[Records that describe figures]
------------------------------------------------
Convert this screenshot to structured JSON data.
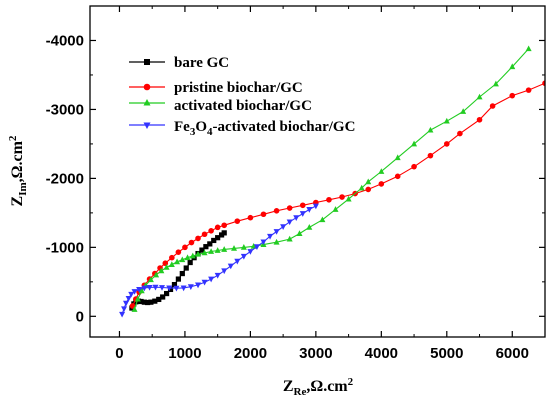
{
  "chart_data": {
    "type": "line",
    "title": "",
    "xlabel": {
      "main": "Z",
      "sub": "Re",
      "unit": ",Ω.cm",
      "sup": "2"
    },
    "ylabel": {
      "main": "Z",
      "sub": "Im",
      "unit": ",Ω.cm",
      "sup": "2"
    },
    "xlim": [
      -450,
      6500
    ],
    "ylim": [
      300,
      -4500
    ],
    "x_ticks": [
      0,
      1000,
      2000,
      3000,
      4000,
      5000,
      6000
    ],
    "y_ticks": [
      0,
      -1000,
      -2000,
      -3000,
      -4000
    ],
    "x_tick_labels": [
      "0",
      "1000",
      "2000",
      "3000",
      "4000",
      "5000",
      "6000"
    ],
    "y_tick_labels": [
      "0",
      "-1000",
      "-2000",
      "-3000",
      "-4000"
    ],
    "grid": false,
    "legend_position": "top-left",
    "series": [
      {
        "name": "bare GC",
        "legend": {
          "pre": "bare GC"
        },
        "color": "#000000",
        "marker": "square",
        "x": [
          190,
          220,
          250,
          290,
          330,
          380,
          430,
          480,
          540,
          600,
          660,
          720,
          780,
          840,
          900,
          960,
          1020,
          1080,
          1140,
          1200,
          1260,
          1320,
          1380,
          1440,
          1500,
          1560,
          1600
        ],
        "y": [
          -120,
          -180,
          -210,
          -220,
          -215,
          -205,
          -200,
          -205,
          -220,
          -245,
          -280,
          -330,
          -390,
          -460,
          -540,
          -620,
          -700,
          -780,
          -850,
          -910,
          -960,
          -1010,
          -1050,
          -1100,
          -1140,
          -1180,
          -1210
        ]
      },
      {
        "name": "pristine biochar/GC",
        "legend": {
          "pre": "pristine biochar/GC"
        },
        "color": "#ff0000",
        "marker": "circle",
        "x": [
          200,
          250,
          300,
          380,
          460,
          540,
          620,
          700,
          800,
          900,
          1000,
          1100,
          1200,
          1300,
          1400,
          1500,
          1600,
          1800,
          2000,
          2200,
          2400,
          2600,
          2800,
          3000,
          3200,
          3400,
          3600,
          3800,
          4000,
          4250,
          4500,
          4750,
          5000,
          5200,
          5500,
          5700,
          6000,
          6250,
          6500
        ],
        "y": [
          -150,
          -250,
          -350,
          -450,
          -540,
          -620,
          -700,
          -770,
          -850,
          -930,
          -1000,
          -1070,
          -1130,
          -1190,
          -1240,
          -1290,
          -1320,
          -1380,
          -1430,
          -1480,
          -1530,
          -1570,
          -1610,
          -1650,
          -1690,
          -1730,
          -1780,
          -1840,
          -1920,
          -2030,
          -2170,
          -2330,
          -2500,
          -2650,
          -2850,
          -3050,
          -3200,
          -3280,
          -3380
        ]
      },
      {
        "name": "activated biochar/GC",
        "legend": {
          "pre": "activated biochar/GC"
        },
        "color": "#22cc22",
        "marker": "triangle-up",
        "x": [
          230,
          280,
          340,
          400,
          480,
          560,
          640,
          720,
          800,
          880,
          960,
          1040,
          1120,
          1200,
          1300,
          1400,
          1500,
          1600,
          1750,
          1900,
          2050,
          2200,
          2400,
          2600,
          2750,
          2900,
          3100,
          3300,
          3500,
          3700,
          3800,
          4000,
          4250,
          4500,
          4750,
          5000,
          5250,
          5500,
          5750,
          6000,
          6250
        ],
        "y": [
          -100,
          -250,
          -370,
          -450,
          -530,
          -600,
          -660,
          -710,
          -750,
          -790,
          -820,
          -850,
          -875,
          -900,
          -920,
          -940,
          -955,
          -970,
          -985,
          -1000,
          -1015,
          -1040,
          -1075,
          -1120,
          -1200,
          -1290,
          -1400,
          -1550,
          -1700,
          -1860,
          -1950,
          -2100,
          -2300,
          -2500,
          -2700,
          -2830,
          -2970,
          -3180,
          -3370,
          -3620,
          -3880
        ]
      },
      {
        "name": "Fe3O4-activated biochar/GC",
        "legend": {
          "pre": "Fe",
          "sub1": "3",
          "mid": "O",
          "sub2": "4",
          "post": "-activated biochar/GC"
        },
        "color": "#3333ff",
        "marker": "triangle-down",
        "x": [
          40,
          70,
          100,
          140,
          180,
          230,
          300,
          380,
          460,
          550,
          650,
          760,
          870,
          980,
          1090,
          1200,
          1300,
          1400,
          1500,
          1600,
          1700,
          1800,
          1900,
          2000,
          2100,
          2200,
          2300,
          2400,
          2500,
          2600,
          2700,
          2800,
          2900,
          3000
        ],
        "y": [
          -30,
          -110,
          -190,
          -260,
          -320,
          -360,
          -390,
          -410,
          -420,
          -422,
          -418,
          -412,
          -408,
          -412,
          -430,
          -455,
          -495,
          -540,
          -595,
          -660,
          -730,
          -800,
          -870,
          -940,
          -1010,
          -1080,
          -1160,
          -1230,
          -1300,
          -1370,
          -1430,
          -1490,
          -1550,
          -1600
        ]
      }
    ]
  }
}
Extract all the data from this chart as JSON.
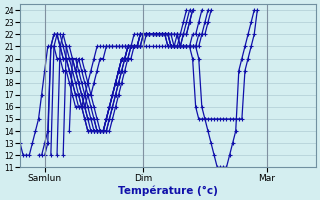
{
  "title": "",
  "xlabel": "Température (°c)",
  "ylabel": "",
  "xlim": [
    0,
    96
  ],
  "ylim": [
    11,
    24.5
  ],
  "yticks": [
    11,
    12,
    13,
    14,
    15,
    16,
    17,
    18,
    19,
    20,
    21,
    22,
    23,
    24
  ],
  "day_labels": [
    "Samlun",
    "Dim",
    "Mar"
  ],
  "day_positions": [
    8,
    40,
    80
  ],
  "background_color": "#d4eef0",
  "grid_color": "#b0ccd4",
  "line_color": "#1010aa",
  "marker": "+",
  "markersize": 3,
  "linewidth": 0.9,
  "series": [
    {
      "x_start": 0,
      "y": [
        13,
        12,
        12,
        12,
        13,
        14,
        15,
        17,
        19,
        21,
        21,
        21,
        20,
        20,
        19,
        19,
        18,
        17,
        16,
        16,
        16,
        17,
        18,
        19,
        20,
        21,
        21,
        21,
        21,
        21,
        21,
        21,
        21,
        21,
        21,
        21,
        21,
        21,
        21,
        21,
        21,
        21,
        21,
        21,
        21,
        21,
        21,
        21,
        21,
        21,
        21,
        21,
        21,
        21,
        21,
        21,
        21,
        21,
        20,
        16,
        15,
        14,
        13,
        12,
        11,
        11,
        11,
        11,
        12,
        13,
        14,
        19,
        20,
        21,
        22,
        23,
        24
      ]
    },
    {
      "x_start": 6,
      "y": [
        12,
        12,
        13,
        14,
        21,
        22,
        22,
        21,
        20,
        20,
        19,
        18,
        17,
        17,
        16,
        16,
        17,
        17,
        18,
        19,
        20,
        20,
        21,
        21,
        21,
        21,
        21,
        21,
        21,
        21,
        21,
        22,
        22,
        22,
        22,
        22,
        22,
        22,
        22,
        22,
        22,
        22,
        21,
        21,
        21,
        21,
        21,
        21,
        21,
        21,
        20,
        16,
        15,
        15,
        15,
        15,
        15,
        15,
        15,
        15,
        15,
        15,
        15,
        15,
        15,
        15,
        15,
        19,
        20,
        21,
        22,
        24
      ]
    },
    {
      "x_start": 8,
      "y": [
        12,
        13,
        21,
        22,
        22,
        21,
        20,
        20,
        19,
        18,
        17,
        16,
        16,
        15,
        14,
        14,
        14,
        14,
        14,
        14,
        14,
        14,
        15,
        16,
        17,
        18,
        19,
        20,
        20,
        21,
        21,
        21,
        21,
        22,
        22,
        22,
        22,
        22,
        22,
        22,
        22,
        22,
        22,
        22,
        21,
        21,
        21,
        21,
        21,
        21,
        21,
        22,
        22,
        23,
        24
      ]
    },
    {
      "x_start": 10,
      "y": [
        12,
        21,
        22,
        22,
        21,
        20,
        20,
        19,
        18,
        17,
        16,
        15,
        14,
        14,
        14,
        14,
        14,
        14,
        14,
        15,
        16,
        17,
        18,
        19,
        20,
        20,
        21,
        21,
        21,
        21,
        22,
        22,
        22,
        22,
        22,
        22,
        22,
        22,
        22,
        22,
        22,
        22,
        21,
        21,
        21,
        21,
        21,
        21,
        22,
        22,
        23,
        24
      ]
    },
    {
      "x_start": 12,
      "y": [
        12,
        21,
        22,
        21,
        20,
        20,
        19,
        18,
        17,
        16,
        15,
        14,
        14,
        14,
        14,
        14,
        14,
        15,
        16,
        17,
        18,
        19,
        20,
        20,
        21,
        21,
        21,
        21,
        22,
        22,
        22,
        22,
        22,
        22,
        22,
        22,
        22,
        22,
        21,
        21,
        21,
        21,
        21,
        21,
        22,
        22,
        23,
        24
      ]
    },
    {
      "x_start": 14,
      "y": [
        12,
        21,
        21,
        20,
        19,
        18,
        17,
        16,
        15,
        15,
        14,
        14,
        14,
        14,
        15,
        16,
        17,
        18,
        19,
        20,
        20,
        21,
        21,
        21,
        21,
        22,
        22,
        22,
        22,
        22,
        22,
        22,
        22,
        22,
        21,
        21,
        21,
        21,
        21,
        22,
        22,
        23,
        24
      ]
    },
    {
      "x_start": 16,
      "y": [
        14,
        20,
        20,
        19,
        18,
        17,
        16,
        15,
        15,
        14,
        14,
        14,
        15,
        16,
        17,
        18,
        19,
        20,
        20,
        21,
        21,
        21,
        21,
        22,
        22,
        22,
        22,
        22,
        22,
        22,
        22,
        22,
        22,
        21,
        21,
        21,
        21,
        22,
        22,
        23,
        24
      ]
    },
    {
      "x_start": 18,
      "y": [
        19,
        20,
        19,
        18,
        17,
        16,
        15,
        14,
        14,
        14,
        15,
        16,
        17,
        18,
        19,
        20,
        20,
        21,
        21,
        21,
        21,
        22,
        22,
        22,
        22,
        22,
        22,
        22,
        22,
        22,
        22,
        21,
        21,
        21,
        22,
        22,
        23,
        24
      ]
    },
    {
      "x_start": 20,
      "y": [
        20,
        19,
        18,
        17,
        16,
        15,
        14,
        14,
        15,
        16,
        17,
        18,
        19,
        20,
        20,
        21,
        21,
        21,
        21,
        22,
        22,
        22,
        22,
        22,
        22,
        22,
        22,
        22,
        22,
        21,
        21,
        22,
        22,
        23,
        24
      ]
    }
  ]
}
------------------------------------------------
Requirements: Each line of the data that includes the word "pristine" counts once; report the total and nothing more.

Result of the exercise: 2